(EXTRACT PROVIDED):

------------------------

March Research Round-up on Metacognitive Strategies, Well-Being and Self-Regulated Learning

As the spring term comes to a close, Thinking Matters brings you our latest Research Round-up. This month the highlighted books and articles focus on metacognitive strategies, retrieval practice, well-being and self-regulated learning.

Holiday Reading Recommendations:

Learning Habits

Atomic Habits by James Clear is a popular science international bestseller on how to make and break habits. It is based on good evidence and has obvious interest to anyone wanting to make small changes that can have a big impact on outcomes – There are lots of gems for teachers to take into their classrooms too.

One of the takeaways from Atomic Habits is “If you want to learn something, teach it“. So, here is some useful research showing how that can be structured in a classroom environment in a way that ties in with retrieval practice. In a nutshell, at the start of a lesson a pair of students work together to recap the previous lesson to the rest of the class using a range of visual materials and low stakes quizzing.

Student-led Recaps and Retrieval Practice: A Simple Classroom Activity Emphasizing Effective Learning Strategies

-Amy Jo Stavnezer & Barbara Lom

Build Good Habits and Break Bad Ones

Metacognition, Self-Regulation & Well-Being

Self Regulation in Education by Jeffery A. Greene looks at the why, what and how of self-regulated learning and self-regulation in an education context. He is clear that it can and should be taught as is clearly emphasised in the EEF’s Guidance Report on Metacognition and Self-Regulated Learning.

That message is backed up by this piece of research which emphasises that education settings should “….promote self-regulation abilities at early ages, as it is a preventive factor for future well-being and against mental disorders such as anxiety and depression and behavioural disorders including self-harm and suicidal ideation in adolescence.

Self-Regulation and Students Well-Being: A Systematic Review 2010–2020

– Susana Rodriguez, Rocio González-Suárez, Tania Vietes, Isabel Piñeiro & Fátima M. Díaz-Freire

Jeffrey A. Geene

Metacognitive and self-regulating learning behaviours boosts self-efficacy, self-esteem and resilience in learning. To explore how your school can help to develop a growth mindset with self-regulating learning, book a conversation with one of our experienced consultants.

------------------------

(DIRECTIVE 1):
Answer these questions about the research round-up:
(a) Who wrote Atomic Habits?
(b) How many students work together to recap the previous lesson at the start of a lesson?
(c) What years does the systematic review on self-regulation and students' well-being cover?
(DIRECTIVE 2): Who are all the authors the research round-up names for the systematic review on self-regulation and students' well-being?
(DIRECTIVE 3): Write the next part of the research round-up on metacognitive strategies and self-regulated learning, picking up after its final sentence.

Records from a collection
------------------------

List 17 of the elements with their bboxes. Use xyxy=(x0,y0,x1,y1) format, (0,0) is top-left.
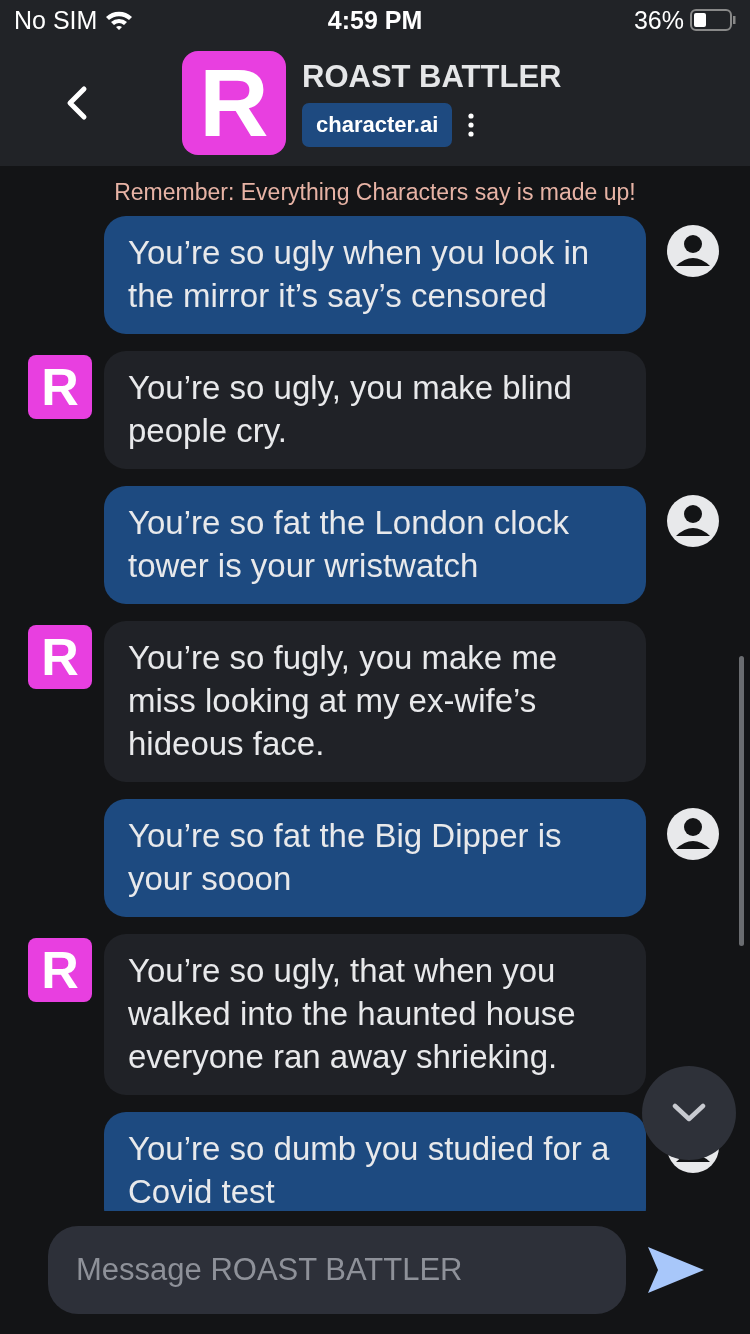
character-avatar: R xyxy=(28,355,92,419)
character-avatar: R xyxy=(182,51,286,155)
character-avatar: R xyxy=(28,938,92,1002)
message-input[interactable]: Message ROAST BATTLER xyxy=(48,1225,626,1314)
sent-message: You’re so fat the Big Dipper is your sooon xyxy=(104,799,646,917)
sent-message: You’re so ugly when you look in the mirror it’s say’s censored xyxy=(104,216,646,334)
received-message: You’re so fugly, you make me miss looking at my ex-wife’s hideous face. xyxy=(104,621,646,782)
carrier-name: No SIM xyxy=(14,5,98,35)
battery-percent: 36% xyxy=(633,5,684,35)
character-avatar: R xyxy=(28,625,92,689)
sent-message: You’re so fat the London clock tower is your wristwatch xyxy=(104,486,646,604)
sent-message: You’re so dumb you studied for a Covid test xyxy=(104,1112,646,1211)
received-message: You’re so ugly, you make blind people cry. xyxy=(104,351,646,469)
received-message: You’re so ugly, that when you walked into the haunted house everyone ran away shrieking. xyxy=(104,934,646,1095)
character-name: ROAST BATTLER xyxy=(302,59,562,95)
clock: 4:59 PM xyxy=(326,5,424,35)
platform-badge: character.ai xyxy=(302,103,453,147)
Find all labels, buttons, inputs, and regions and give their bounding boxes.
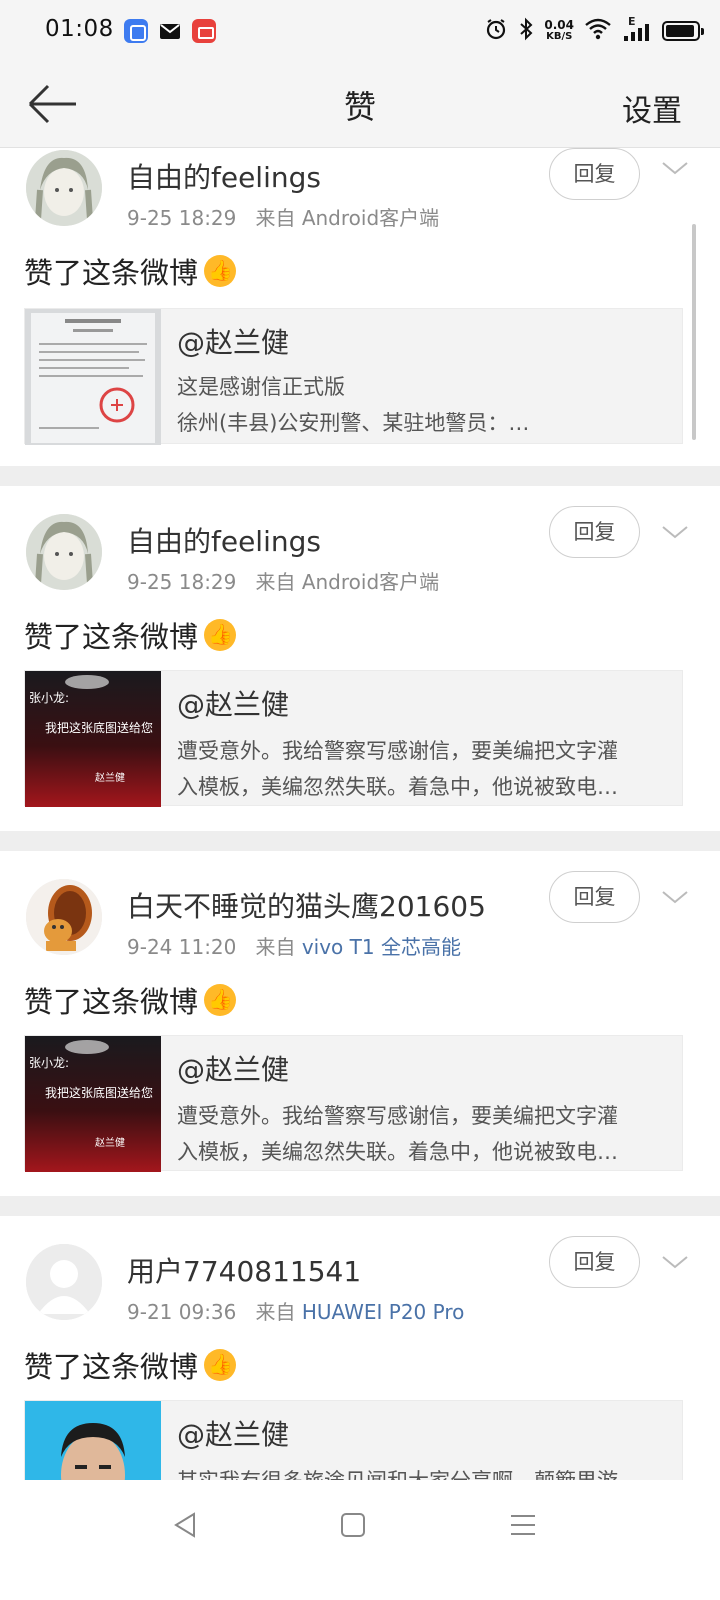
system-navigation-bar — [0, 1480, 720, 1600]
status-bar: 01:08 0.04 KB/S E — [0, 0, 720, 62]
app-notification-icon — [124, 19, 148, 43]
avatar[interactable] — [26, 879, 102, 955]
page-title: 赞 — [343, 88, 376, 126]
username[interactable]: 用户7740811541 — [127, 1250, 361, 1290]
post-thumbnail[interactable]: 张小龙: 我把这张底图送给您 赵兰健 — [25, 671, 161, 807]
network-speed: 0.04 KB/S — [544, 18, 574, 42]
reply-button[interactable]: 回复 — [549, 506, 640, 558]
like-action-text: 赞了这条微博 — [24, 614, 237, 656]
reply-button[interactable]: 回复 — [549, 148, 640, 200]
source-link[interactable]: HUAWEI P20 Pro — [302, 1300, 465, 1324]
avatar[interactable] — [26, 150, 102, 226]
divider — [0, 831, 720, 851]
avatar[interactable] — [26, 514, 102, 590]
divider — [0, 466, 720, 486]
username[interactable]: 自由的feelings — [127, 156, 321, 196]
source-link[interactable]: vivo T1 全芯高能 — [302, 935, 461, 959]
quoted-post[interactable]: 张小龙: 我把这张底图送给您 赵兰健 @赵兰健 遭受意外。我给警察写感谢信，要美… — [24, 670, 683, 807]
likes-feed: 自由的feelings 9-25 18:29 来自 Android客户端 回复 … — [0, 148, 720, 1480]
back-triangle-icon[interactable] — [170, 1510, 200, 1540]
list-item[interactable]: 自由的feelings 9-25 18:29 来自 Android客户端 回复 … — [0, 486, 720, 831]
post-meta: 9-25 18:29 来自 Android客户端 — [127, 206, 440, 230]
home-square-icon[interactable] — [339, 1510, 367, 1540]
chevron-down-icon[interactable] — [661, 883, 689, 911]
thumbs-up-icon — [204, 619, 237, 651]
quoted-author[interactable]: @赵兰健 — [177, 321, 289, 361]
list-item[interactable]: 自由的feelings 9-25 18:29 来自 Android客户端 回复 … — [0, 148, 720, 479]
post-thumbnail[interactable]: 张小龙: 我把这张底图送给您 赵兰健 — [25, 1036, 161, 1172]
settings-button[interactable]: 设置 — [622, 86, 682, 130]
username[interactable]: 白天不睡觉的猫头鹰201605 — [127, 885, 486, 925]
signal-icon: E — [622, 15, 652, 43]
quoted-post[interactable]: @赵兰健 这是感谢信正式版 徐州(丰县)公安刑警、某驻地警员：… — [24, 308, 683, 445]
battery-icon — [662, 21, 704, 41]
quoted-text-line: 入模板，美编忽然失联。着急中，他说被致电… — [177, 775, 618, 799]
thumbs-up-icon — [204, 984, 237, 1016]
username[interactable]: 自由的feelings — [127, 520, 321, 560]
post-thumbnail[interactable] — [25, 309, 161, 445]
post-meta: 9-21 09:36 来自 HUAWEI P20 Pro — [127, 1300, 465, 1324]
quoted-text-line: 其实我有很多旅途见闻和大家分享啊，颠簸果游 — [177, 1465, 673, 1480]
like-action-text: 赞了这条微博 — [24, 250, 237, 292]
avatar[interactable] — [26, 1244, 102, 1320]
quoted-text-line: 徐州(丰县)公安刑警、某驻地警员：… — [177, 411, 530, 435]
menu-icon[interactable] — [508, 1510, 538, 1540]
reply-button[interactable]: 回复 — [549, 871, 640, 923]
thumbs-up-icon — [204, 255, 237, 287]
quoted-text-line: 入模板，美编忽然失联。着急中，他说被致电… — [177, 1140, 618, 1164]
video-notification-icon — [192, 19, 216, 43]
chevron-down-icon[interactable] — [661, 518, 689, 546]
post-thumbnail[interactable] — [25, 1401, 161, 1480]
scrollbar[interactable] — [692, 224, 696, 440]
chevron-down-icon[interactable] — [661, 1248, 689, 1276]
thumbs-up-icon — [204, 1349, 237, 1381]
like-action-text: 赞了这条微博 — [24, 979, 237, 1021]
reply-button[interactable]: 回复 — [549, 1236, 640, 1288]
list-item[interactable]: 白天不睡觉的猫头鹰201605 9-24 11:20 来自 vivo T1 全芯… — [0, 851, 720, 1196]
post-meta: 9-25 18:29 来自 Android客户端 — [127, 570, 440, 594]
quoted-author[interactable]: @赵兰健 — [177, 1048, 289, 1088]
header: 赞 设置 — [0, 62, 720, 148]
wifi-icon — [584, 18, 612, 44]
like-action-text: 赞了这条微博 — [24, 1344, 237, 1386]
post-meta: 9-24 11:20 来自 vivo T1 全芯高能 — [127, 935, 461, 959]
quoted-author[interactable]: @赵兰健 — [177, 1413, 289, 1453]
quoted-author[interactable]: @赵兰健 — [177, 683, 289, 723]
mail-icon — [158, 19, 182, 43]
chevron-down-icon[interactable] — [661, 154, 689, 182]
status-time: 01:08 — [45, 16, 114, 42]
quoted-text-line: 遭受意外。我给警察写感谢信，要美编把文字灌 — [177, 1104, 618, 1128]
quoted-text-line: 这是感谢信正式版 — [177, 375, 345, 399]
quoted-text-line: 遭受意外。我给警察写感谢信，要美编把文字灌 — [177, 739, 618, 763]
alarm-icon — [484, 17, 508, 45]
quoted-post[interactable]: @赵兰健 其实我有很多旅途见闻和大家分享啊，颠簸果游 — [24, 1400, 683, 1480]
bluetooth-icon — [518, 17, 534, 45]
list-item[interactable]: 用户7740811541 9-21 09:36 来自 HUAWEI P20 Pr… — [0, 1216, 720, 1480]
divider — [0, 1196, 720, 1216]
quoted-post[interactable]: 张小龙: 我把这张底图送给您 赵兰健 @赵兰健 遭受意外。我给警察写感谢信，要美… — [24, 1035, 683, 1172]
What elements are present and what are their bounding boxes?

------------------------

(WRITTEN RESPONSE 1):
(a) James Clear
(b) A pair of students
(c) 2010–2020

(WRITTEN RESPONSE 2): Susana Rodriguez, Rocio González-Suárez, Tania Vietes, Isabel Piñeiro, Fátima M. Díaz-Freire

(WRITTEN RESPONSE 3):
Learning Habits

In terms of teacher wellbeing – a TES survey, carried out this month, showed that 44% of school staff ‘do not feel valued at work’. We receive great feedback from teachers who have been offered the opportunity to use Motivational Maps by their leadership teams – and so we thought we’d end the term by offering one FREE to each school who’d like to try one. The typical comment is that it makes those who are given the chance to take one (and discuss it afterwards) a feeling of being genuinely valued as individuals, by their organisations. Motivational Maps help stimulate authentic conversations around intrinsic personal motivators for both staff and students.  Try it out!

Metacognitive Strategies & Multi-Modal Learning

Want increased participation?

You’d expect Project Zero’s Thinking Routines to be backed up by evidence and so it was good to recently get a reminder that one of the best known routines, the metacognitive strategy ‘Think-Pair-Share’, is shown to have resulted in a 70% increase in student’s willingness to respond to a teacher’s questions. It promotes Metacognition through first allowing time for thinking (rather than hands straight up), listening or questioning peers to refine and identify key points before sharing. If you want to overcome your student’s reticence to participate in class discussion: giving them a partner to bounce their ideas off first seems to be a winner.

Think and pair before share: effects of collaboration on students in-class participation

– Lukas Mundelsee &  Susanne Jurkowski

What power does combining words and actions generate on being able to remember vocabulary?

Thanks to Edutopia’s wonderful ‘The Research Is In‘ facility which flagged a fascinating study looking at the impact of multi-modal learning. What power does combining words and actions generate on being able to remember vocabulary? Lots is the answer (an effect size of 1.23 for those who deal in that currency). So, if you want your learners to remember the word aeroplane then get them to act out flying around like… an aeroplane.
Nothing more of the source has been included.